The exercise asks you to copy every line below in which "الذي" appears.
** begin **
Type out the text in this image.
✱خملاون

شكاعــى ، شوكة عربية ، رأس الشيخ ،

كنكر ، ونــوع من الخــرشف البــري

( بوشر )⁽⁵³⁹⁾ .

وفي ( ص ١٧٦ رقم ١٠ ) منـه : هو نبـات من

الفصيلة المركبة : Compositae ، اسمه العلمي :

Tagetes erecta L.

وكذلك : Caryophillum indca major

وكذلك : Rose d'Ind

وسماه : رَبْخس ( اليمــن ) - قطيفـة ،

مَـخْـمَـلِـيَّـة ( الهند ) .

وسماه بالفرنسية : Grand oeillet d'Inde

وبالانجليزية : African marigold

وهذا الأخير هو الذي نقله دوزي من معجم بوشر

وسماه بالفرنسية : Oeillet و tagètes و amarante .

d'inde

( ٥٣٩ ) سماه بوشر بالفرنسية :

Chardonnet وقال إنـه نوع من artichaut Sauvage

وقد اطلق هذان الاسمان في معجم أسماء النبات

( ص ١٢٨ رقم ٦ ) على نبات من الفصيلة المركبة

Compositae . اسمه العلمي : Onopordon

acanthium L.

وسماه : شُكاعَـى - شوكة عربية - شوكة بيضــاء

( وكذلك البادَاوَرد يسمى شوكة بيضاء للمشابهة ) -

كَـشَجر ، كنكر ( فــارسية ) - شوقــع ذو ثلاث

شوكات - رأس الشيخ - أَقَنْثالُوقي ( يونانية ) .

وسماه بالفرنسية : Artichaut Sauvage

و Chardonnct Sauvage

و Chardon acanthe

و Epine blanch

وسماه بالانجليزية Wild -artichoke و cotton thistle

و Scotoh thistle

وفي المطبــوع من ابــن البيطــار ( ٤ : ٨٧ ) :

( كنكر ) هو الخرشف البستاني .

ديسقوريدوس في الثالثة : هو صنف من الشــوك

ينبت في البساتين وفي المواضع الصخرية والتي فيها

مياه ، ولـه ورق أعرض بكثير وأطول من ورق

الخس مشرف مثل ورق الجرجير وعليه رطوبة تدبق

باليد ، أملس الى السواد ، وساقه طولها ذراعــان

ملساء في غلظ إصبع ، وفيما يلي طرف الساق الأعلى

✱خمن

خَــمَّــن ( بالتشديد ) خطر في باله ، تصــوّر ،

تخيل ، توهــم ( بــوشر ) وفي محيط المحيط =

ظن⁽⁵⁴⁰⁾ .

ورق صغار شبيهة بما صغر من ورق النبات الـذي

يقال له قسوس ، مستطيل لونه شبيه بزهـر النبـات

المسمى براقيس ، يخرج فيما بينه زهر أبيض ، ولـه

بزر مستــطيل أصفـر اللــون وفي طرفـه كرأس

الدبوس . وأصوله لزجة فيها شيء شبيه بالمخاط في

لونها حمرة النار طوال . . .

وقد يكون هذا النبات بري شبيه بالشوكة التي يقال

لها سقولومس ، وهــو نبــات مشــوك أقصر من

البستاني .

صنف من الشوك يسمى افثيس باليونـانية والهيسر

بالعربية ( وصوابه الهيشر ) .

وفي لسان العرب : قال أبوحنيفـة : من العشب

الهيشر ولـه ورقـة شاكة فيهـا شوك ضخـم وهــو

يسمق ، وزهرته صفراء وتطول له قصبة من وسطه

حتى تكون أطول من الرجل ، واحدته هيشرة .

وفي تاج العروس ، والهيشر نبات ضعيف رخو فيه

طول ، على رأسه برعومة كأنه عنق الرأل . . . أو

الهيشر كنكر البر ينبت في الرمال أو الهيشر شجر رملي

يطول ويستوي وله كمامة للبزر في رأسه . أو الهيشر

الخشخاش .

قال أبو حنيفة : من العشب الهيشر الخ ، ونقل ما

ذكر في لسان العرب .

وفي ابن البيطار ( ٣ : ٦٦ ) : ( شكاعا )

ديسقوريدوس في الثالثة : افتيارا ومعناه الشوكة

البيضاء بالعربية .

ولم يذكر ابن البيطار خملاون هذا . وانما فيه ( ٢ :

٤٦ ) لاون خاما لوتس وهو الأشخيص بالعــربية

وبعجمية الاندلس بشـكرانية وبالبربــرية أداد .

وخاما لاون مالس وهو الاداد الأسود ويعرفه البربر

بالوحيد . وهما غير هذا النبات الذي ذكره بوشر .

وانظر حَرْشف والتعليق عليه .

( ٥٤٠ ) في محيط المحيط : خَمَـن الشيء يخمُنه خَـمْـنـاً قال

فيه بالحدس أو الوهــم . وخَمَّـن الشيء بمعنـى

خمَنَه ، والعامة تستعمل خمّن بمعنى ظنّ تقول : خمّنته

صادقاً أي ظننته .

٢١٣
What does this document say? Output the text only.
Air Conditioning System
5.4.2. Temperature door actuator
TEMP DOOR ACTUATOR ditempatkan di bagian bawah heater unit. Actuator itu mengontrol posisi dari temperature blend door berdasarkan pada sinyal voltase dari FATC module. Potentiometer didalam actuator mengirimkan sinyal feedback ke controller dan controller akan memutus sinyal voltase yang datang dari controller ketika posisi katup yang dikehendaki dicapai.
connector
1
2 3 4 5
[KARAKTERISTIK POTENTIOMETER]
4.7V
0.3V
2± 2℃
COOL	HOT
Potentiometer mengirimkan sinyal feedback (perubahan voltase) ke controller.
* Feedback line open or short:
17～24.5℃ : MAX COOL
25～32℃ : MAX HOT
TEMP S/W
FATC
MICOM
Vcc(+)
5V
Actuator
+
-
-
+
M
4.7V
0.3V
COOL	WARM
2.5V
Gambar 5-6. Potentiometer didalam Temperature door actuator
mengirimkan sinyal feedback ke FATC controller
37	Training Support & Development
** end **
• _ANSWER_
وهذا الأخير هو الذي نقله دوزي من معجم بوشر
بالوحيد . وهما غير هذا النبات الذي ذكره بوشر .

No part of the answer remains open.